● **Your instructions**: Can you print every record below exactly as written?

## begin Record set

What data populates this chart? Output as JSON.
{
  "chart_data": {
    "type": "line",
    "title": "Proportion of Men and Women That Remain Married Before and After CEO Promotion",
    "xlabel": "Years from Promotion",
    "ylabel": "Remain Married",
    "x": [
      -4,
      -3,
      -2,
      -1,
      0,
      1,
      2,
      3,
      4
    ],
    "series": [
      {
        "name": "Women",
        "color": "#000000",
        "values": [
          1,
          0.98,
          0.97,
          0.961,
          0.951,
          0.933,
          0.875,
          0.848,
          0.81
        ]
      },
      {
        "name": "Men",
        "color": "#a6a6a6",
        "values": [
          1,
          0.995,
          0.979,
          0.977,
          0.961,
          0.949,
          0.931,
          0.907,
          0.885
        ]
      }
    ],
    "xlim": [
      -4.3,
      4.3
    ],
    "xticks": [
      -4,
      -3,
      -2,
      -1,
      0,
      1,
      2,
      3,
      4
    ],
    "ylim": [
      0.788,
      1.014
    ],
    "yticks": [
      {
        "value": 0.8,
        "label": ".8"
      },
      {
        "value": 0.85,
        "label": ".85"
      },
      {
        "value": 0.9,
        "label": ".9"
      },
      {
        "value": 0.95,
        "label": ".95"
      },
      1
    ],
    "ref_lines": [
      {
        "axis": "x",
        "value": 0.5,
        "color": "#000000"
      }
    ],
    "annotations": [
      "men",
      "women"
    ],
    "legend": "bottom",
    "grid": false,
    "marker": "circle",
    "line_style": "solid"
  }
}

## end Record set

● **Finished exercise**:
What data populates this chart? Output as JSON.
{
  "chart_data": {
    "type": "line",
    "title": "Proportion of Men and Women That Remain Married Before and After CEO Promotion",
    "xlabel": "Years from Promotion",
    "ylabel": "Remain Married",
    "x": [
      -4,
      -3,
      -2,
      -1,
      0,
      1,
      2,
      3,
      4
    ],
    "series": [
      {
        "name": "Women",
        "color": "#000000",
        "values": [
          1,
          0.98,
          0.97,
          0.961,
          0.951,
          0.933,
          0.875,
          0.848,
          0.81
        ]
      },
      {
        "name": "Men",
        "color": "#a6a6a6",
        "values": [
          1,
          0.995,
          0.979,
          0.977,
          0.961,
          0.949,
          0.931,
          0.907,
          0.885
        ]
      }
    ],
    "xlim": [
      -4.3,
      4.3
    ],
    "xticks": [
      -4,
      -3,
      -2,
      -1,
      0,
      1,
      2,
      3,
      4
    ],
    "ylim": [
      0.788,
      1.014
    ],
    "yticks": [
      {
        "value": 0.8,
        "label": ".8"
      },
      {
        "value": 0.85,
        "label": ".85"
      },
      {
        "value": 0.9,
        "label": ".9"
      },
      {
        "value": 0.95,
        "label": ".95"
      },
      1
    ],
    "ref_lines": [
      {
        "axis": "x",
        "value": 0.5,
        "color": "#000000"
      }
    ],
    "annotations": [
      "men",
      "women"
    ],
    "legend": "bottom",
    "grid": false,
    "marker": "circle",
    "line_style": "solid"
  }
}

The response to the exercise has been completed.